**Brief a**
In the records, replace "martini-glass-image" with "cocktail-glass-image" in the stretch from the line containing "section-title: Feuer und" through the line containing "tab-gekuehlte-kollektion[interactable]: Gekühlte Kollektion", and give back only those lines with everything else unchanged.

**Provided passage**
******************************

Troubleshooting Race Conditions in Inventory Management with Azure Event Grid and Service Bus

Jun 8th, 20243 minutes

I recently encountered a bug with an inventory management codebase that utilizes several Azure services, and I wanted to share my experience. The system's primary function is to manage raw and packaging material quantities—raw materials being biomaterials and packaging being self-explanatory. The system also performs other actions, such as calculating average costs, but that is beyond the scope of this article.

The Problem

The bug was related to a microservice architecture decision to sync the total quantity of a material between two databases. Unfortunately, one of these databases was intermittently getting out of sync, causing cascading issues across the application.

The solution to this problem is simple but requires understanding the technologies used. To achieve this syncing behavior, we have been using three different services: Azure Event Grid, Azure Service Bus, and Azure Functions.

After learning about these technologies in more depth, I found that the issue was with Azure Event Grid. To better explain the cause, I'll describe what each of these technologies does and what they are used for.

The Tech

Azure Functions are serverless functions that can perform some work and then shut down when they are no longer needed. An important point is that more instances of these functions fire up when they are needed (this fact is important).

Azure Event Grid is a technology designed to perform actions when events occur. These actions could be to trigger an Azure Function that sends off an email or triggers a file upload, etc. In Azure, these actions are described as subscriptions to events.

Azure Service Bus is a similar technology designed to also perform actions when events occur. It is different from Azure Event Grid because instead of handling events at any time, it handles them in a queue. In other words, Event Grid is "fire and forget," and Service Bus is "fire and don't forget."

******************************

**Dataset**
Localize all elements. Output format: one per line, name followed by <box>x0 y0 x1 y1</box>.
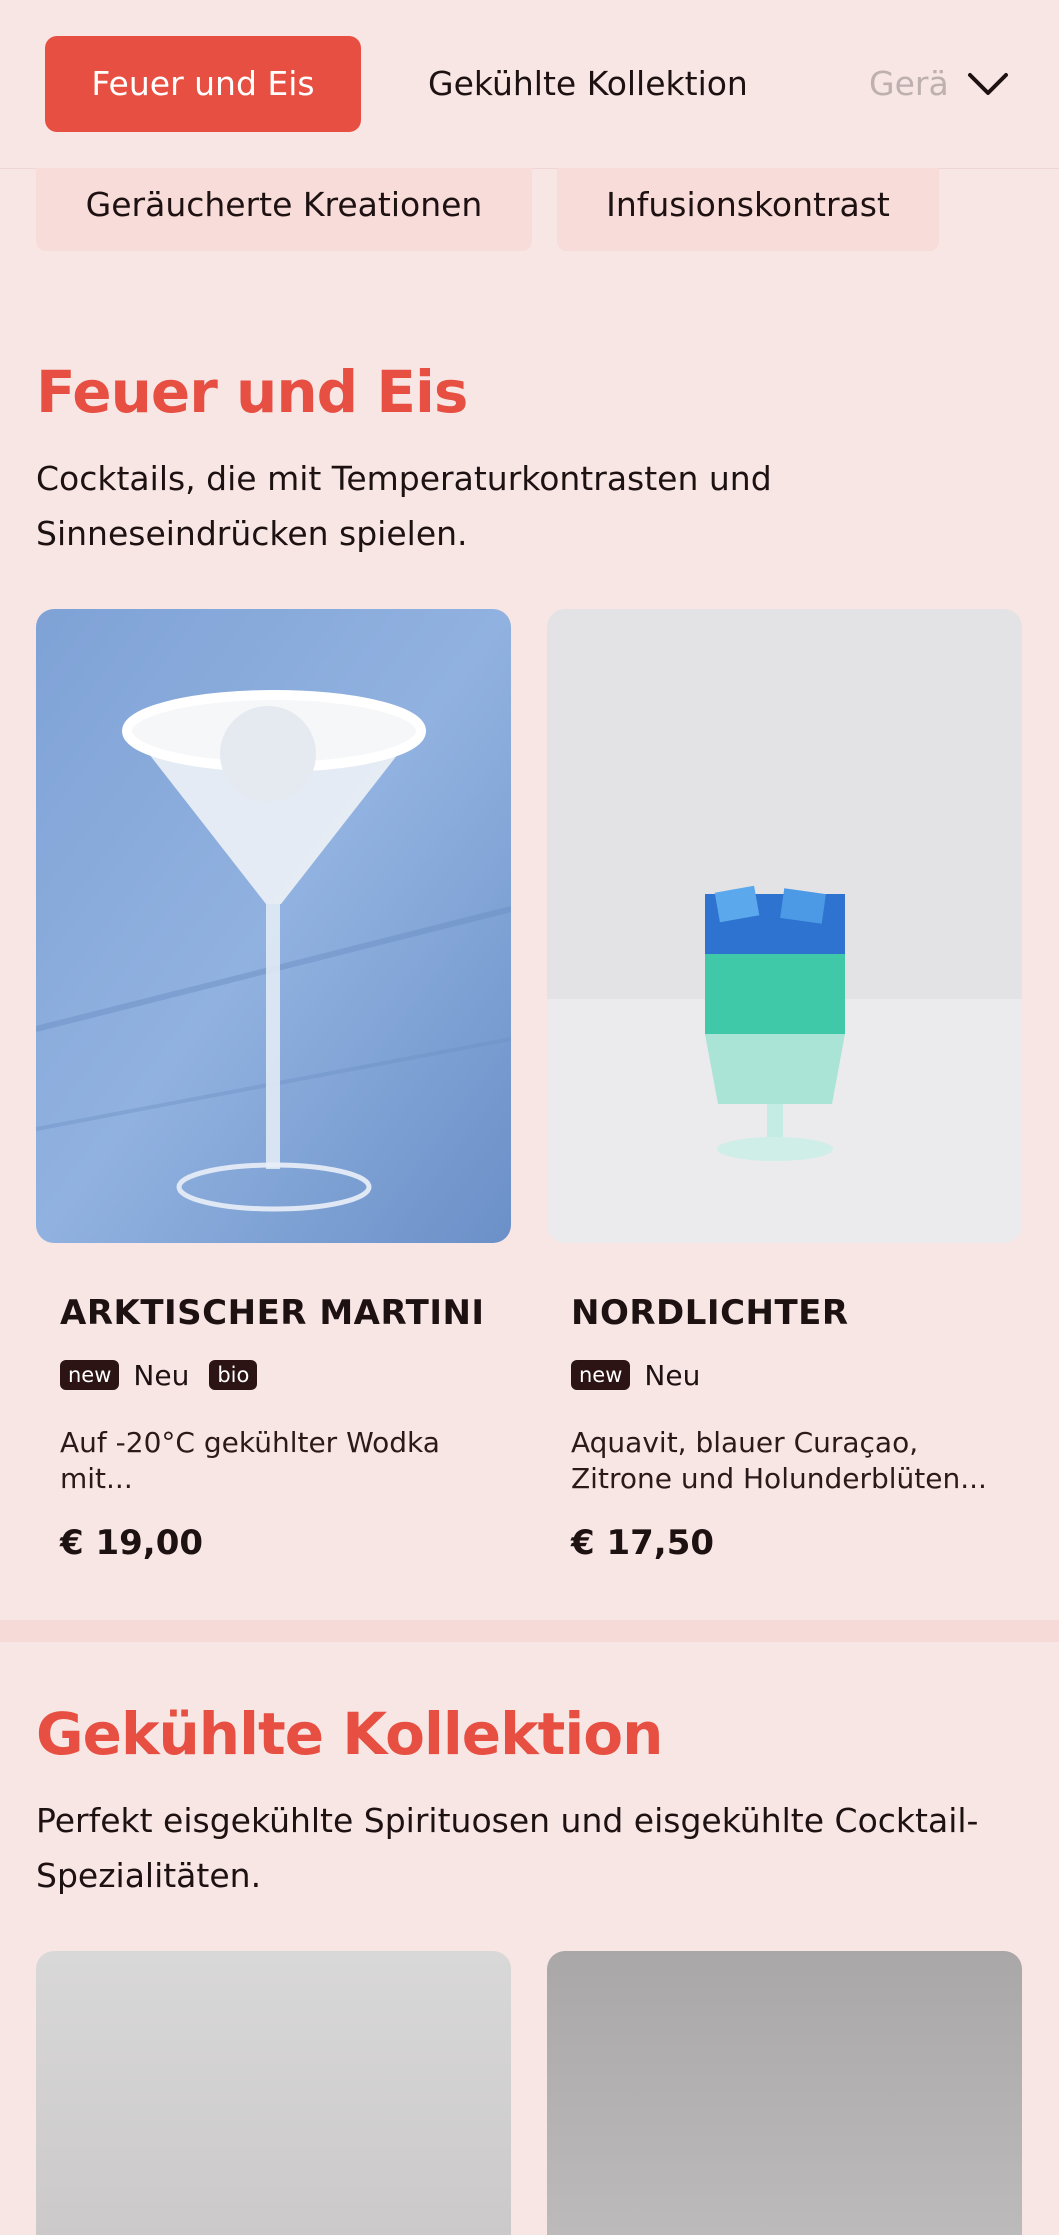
section-title: Feuer und Eis <box>36 358 468 426</box>
martini-glass-image <box>36 609 511 1243</box>
product-image[interactable] <box>547 1951 1022 2235</box>
tab-gekuehlte-kollektion[interactable]: Gekühlte Kollektion <box>428 36 748 132</box>
section-description: Cocktails, die mit Temperaturkontrasten … <box>36 459 772 553</box>
new-badge: new <box>571 1360 631 1390</box>
new-badge: new <box>60 1360 120 1390</box>
product-image[interactable] <box>36 1951 511 2235</box>
section-divider <box>0 1620 1059 1642</box>
product-name[interactable]: ARKTISCHER MARTINI <box>60 1293 485 1333</box>
product-description: Aquavit, blauer Curaçao, Zitrone und Hol… <box>571 1426 987 1495</box>
badge-label: Neu <box>133 1358 190 1392</box>
tab-feuer-und-eis[interactable]: Feuer und Eis <box>45 36 361 132</box>
tab-geraeucherte-kreationen[interactable]: Geräucherte Kreationen <box>869 36 951 132</box>
category-nav: Feuer und Eis Gekühlte Kollektion Geräuc… <box>0 0 1059 169</box>
subtab-infusionskontrast[interactable]: Infusionskontrast <box>557 168 939 251</box>
product-price: € 19,00 <box>60 1523 204 1563</box>
product-description: Auf -20°C gekühlter Wodka mit... <box>60 1426 440 1495</box>
section-description: Perfekt eisgekühlte Spirituosen und eisg… <box>36 1801 979 1895</box>
product-image-nordlichter[interactable] <box>547 609 1022 1243</box>
bio-badge: bio <box>209 1360 258 1390</box>
section-title: Gekühlte Kollektion <box>36 1700 663 1768</box>
nordlichter-glass-image <box>547 609 1022 1243</box>
product-price: € 17,50 <box>571 1523 715 1563</box>
badge-row: new Neu <box>571 1355 720 1395</box>
product-name[interactable]: NORDLICHTER <box>571 1293 849 1333</box>
badge-label: Neu <box>644 1358 701 1392</box>
product-image-arktischer-martini[interactable] <box>36 609 511 1243</box>
subtab-geraeucherte-kreationen[interactable]: Geräucherte Kreationen <box>36 168 532 251</box>
chevron-down-icon[interactable] <box>966 62 1010 106</box>
badge-row: new Neu bio <box>60 1355 258 1395</box>
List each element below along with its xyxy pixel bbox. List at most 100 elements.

******************************

**Brief b**
List every Azure service that the article on inventory race conditions names as used for the syncing behavior.

**Finished answer a**
section-title: Feuer und Eis <box>36 358 468 426</box>
cocktail-glass-image <box>36 609 511 1243</box>
product-image[interactable] <box>547 1951 1022 2235</box>
tab-gekuehlte-kollektion[interactable]: Gekühlte Kollektion <box>428 36 748 132</box>

**Finished answer b**
Azure Event Grid
Azure Service Bus
Azure Functions